[Stored data entries]
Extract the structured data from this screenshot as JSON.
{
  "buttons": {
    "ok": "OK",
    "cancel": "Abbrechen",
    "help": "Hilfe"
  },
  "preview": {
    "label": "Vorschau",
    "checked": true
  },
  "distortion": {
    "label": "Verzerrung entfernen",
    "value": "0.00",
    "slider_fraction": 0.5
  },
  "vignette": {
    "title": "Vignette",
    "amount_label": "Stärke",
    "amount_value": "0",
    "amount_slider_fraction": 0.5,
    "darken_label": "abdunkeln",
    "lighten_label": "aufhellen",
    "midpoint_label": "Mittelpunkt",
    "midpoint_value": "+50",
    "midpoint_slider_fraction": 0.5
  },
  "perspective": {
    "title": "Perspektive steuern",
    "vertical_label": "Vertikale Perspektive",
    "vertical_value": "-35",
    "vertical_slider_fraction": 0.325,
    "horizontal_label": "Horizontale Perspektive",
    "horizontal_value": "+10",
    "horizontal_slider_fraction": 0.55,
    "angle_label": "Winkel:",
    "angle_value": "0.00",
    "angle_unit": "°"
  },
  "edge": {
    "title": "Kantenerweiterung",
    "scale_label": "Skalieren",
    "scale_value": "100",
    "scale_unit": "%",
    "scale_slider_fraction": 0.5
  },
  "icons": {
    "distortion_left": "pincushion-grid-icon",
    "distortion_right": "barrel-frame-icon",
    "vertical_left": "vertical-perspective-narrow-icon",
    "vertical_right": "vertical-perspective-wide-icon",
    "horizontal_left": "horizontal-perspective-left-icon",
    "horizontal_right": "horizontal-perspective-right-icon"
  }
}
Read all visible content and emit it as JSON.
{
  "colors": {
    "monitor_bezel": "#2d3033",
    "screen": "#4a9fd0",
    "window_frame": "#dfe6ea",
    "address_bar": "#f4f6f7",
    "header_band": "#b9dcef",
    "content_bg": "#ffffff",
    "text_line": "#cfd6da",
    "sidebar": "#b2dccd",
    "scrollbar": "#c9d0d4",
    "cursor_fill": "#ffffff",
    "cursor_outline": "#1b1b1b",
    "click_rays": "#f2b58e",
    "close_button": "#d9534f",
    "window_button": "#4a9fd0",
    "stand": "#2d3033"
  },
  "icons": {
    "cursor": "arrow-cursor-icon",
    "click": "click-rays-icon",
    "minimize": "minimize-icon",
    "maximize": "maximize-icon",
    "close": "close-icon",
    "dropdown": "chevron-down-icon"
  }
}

==

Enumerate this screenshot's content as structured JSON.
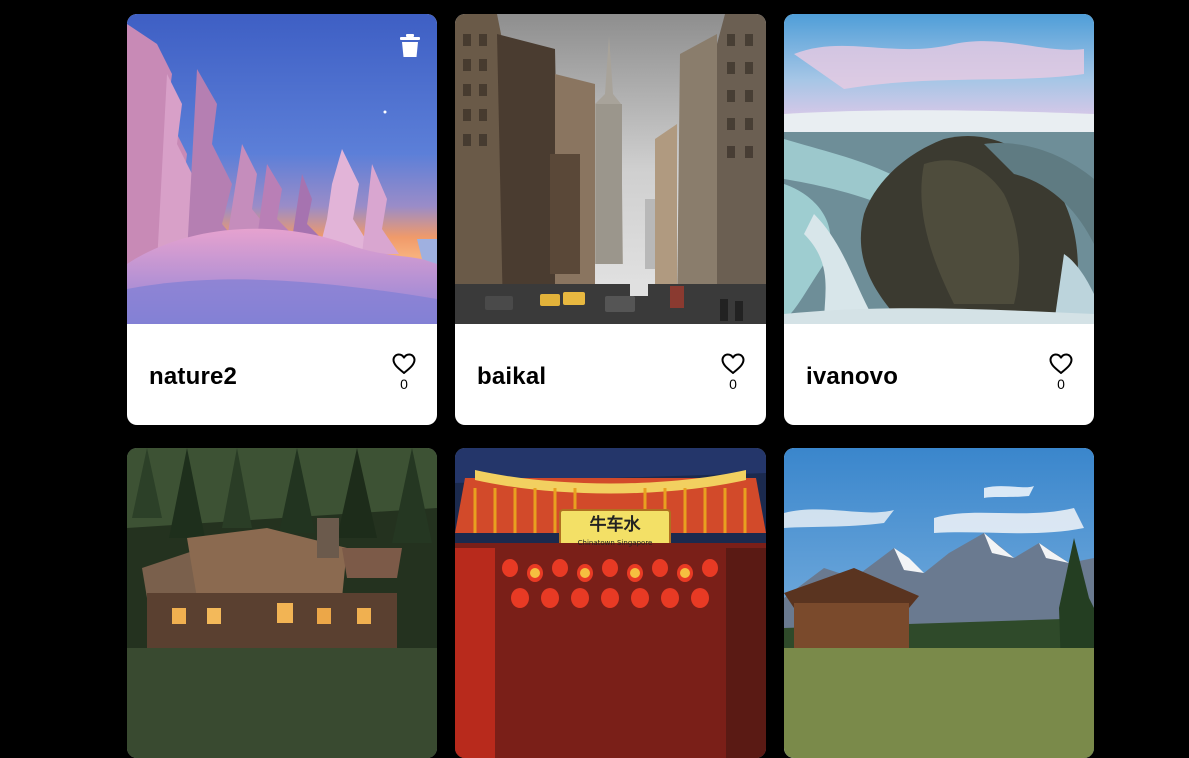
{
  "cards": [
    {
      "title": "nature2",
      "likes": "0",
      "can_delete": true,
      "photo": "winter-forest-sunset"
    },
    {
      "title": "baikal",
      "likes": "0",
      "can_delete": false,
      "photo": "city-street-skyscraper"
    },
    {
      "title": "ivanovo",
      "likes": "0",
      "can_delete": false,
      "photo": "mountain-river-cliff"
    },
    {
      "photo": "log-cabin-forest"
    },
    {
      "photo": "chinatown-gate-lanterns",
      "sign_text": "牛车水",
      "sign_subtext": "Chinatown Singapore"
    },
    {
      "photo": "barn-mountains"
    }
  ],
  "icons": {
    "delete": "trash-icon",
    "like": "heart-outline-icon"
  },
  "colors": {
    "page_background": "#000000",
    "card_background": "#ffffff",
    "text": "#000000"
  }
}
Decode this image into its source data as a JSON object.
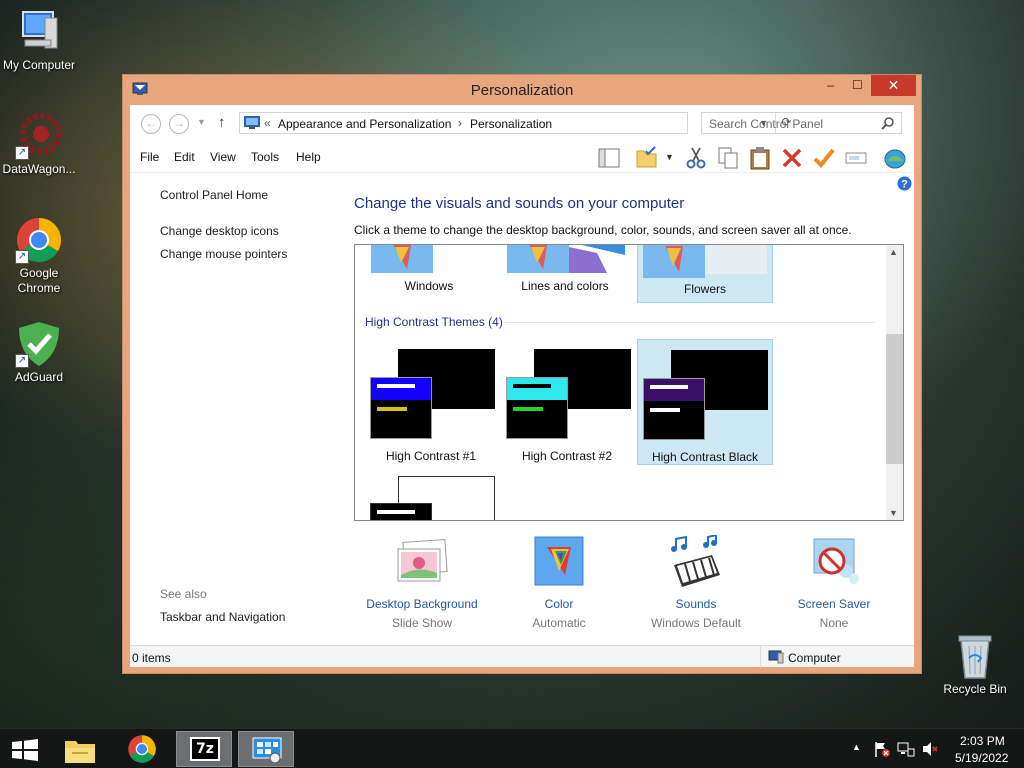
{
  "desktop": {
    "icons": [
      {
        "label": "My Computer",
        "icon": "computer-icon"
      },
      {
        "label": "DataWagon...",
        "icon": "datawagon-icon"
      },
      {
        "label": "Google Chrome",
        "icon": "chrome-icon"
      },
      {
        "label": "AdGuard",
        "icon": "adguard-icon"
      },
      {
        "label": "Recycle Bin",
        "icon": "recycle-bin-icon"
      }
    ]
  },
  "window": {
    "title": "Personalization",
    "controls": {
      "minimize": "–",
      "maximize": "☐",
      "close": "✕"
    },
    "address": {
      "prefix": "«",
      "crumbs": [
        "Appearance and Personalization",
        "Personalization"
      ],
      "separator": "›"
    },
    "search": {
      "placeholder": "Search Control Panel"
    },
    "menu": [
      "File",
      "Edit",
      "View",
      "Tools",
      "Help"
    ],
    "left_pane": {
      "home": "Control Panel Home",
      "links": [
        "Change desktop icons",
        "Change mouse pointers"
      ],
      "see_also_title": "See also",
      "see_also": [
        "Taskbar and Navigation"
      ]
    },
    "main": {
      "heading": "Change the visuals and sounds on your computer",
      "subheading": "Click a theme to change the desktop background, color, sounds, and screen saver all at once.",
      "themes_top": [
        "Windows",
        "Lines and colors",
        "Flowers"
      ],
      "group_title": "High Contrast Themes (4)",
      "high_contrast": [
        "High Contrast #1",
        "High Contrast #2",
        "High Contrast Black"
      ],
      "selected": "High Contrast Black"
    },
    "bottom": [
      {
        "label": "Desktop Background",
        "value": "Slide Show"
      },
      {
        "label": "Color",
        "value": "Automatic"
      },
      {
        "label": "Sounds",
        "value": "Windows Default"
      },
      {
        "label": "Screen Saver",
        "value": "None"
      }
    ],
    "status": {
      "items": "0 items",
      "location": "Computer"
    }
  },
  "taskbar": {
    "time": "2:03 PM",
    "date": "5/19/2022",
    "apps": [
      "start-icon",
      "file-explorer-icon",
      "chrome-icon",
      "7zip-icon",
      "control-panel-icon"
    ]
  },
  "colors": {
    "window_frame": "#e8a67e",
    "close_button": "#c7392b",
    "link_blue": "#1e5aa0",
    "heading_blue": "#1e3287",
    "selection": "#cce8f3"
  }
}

== Exercise prompt ==
Gather, from the listing above, every line carrying the word "perspective".

== The reply ==
  "perspective": {
    "vertical_left": "vertical-perspective-narrow-icon",
    "vertical_right": "vertical-perspective-wide-icon",
    "horizontal_left": "horizontal-perspective-left-icon",
    "horizontal_right": "horizontal-perspective-right-icon"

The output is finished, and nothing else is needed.